> _TASK STATEMENT_
Show each line from the listing that includes the word "Manager".

> _RECORDS FOR THE TASK_
══════════════════════════════
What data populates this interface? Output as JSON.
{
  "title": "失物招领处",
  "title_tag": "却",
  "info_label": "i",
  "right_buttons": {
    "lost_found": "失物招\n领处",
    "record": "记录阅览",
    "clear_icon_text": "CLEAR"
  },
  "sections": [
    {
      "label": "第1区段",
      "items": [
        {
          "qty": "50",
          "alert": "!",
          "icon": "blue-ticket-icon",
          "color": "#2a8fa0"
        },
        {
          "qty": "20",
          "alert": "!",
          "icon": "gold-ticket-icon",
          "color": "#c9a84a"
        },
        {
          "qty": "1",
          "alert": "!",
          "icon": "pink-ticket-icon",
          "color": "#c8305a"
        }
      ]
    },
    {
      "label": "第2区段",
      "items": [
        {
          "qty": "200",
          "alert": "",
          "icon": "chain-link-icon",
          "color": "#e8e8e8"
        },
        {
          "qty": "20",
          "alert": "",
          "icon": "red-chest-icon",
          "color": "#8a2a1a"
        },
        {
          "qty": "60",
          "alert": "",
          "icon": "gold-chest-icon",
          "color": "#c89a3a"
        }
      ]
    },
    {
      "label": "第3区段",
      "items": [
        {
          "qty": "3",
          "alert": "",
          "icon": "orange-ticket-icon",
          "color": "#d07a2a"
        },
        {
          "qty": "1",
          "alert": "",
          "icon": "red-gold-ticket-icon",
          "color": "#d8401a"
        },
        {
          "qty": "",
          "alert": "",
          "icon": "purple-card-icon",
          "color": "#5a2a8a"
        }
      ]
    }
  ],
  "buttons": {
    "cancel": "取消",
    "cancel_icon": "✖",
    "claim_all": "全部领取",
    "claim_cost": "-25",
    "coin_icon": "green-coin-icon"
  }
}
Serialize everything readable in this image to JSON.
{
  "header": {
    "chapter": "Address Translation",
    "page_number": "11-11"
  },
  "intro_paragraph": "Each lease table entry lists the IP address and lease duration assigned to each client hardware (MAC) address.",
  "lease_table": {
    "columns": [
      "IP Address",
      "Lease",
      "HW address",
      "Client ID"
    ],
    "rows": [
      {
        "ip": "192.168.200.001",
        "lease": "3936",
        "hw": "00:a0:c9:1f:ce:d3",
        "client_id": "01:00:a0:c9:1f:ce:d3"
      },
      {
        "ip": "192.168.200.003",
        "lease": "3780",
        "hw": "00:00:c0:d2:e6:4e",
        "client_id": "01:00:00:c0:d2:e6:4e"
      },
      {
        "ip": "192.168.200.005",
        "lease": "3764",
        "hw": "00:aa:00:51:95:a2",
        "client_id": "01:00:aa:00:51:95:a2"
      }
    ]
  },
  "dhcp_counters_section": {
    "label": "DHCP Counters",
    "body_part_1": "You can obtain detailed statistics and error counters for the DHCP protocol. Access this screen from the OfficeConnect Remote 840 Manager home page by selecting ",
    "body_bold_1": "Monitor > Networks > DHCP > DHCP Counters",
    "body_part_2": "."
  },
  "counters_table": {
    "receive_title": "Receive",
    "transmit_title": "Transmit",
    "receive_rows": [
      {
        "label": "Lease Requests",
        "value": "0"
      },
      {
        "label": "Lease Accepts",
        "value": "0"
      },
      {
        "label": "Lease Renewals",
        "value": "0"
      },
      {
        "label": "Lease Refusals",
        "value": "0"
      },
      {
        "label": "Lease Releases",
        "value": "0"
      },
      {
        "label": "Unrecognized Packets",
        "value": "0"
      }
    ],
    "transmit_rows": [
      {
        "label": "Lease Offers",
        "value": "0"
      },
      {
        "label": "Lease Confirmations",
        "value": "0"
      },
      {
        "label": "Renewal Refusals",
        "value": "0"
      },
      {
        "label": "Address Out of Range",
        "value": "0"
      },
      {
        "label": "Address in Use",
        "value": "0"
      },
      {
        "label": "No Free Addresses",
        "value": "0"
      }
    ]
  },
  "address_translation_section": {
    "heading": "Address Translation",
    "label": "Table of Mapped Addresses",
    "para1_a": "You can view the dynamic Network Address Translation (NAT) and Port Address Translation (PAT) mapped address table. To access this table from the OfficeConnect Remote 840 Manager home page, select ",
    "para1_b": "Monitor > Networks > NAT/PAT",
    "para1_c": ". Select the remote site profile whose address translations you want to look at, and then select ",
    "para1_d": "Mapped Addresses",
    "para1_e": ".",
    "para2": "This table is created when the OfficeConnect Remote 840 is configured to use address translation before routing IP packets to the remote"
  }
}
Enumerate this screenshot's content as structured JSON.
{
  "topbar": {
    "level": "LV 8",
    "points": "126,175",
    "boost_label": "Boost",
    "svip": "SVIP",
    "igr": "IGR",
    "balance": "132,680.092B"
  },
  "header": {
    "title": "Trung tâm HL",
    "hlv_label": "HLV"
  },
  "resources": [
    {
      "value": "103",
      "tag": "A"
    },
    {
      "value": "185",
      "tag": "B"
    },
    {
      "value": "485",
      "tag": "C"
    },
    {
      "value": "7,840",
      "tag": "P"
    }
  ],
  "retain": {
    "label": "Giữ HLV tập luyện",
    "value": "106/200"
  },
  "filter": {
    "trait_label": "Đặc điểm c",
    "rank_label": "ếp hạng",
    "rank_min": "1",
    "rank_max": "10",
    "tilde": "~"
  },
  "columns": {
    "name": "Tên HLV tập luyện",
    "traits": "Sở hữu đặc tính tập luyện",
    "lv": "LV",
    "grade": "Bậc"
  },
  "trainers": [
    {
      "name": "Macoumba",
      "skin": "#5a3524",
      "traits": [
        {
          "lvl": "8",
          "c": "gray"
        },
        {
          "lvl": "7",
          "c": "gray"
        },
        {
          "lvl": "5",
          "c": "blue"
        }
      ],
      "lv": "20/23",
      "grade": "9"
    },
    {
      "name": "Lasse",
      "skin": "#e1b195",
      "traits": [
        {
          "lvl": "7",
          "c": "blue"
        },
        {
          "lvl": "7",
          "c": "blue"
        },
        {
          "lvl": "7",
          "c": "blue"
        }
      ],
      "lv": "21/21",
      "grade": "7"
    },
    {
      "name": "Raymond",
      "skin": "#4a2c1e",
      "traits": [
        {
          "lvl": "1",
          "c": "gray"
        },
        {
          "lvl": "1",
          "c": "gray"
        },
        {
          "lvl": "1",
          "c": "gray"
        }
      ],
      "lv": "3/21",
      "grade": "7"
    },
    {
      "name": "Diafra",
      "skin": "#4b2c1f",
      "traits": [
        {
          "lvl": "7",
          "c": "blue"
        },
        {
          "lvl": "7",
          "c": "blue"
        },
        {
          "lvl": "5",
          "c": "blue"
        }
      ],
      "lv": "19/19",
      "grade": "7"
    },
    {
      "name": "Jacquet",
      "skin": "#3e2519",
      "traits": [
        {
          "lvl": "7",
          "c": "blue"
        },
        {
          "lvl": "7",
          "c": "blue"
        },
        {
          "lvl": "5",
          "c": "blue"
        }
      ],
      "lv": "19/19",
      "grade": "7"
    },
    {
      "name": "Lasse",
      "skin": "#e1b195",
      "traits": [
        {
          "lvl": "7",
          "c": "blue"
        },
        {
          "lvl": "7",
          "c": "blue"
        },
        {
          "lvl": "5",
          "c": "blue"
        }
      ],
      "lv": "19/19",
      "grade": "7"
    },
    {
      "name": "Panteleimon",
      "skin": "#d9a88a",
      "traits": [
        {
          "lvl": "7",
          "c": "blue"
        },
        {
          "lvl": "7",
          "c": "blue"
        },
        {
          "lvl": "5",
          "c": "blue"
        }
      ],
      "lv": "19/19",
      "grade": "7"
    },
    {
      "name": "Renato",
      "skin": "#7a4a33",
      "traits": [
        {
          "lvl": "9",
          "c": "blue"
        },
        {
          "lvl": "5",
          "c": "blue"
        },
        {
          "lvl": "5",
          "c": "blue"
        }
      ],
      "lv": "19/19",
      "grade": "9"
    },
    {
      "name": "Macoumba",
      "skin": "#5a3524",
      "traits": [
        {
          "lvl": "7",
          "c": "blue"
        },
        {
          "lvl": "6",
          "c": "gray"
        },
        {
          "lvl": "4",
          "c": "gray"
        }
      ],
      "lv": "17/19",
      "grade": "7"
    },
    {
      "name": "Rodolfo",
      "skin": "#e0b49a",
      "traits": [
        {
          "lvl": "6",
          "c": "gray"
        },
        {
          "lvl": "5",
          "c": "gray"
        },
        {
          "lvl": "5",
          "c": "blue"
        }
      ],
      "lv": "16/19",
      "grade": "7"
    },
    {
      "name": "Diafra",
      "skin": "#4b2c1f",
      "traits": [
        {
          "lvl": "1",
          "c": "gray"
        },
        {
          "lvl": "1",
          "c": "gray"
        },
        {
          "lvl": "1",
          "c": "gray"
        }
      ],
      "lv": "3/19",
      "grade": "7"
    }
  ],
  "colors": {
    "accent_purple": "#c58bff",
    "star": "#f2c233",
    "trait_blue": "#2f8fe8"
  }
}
══════════════════════════════
> _SOLVED PROBLEM_
    "body_part_1": "You can obtain detailed statistics and error counters for the DHCP protocol. Access this screen from the OfficeConnect Remote 840 Manager home page by selecting ",
    "para1_a": "You can view the dynamic Network Address Translation (NAT) and Port Address Translation (PAT) mapped address table. To access this table from the OfficeConnect Remote 840 Manager home page, select ",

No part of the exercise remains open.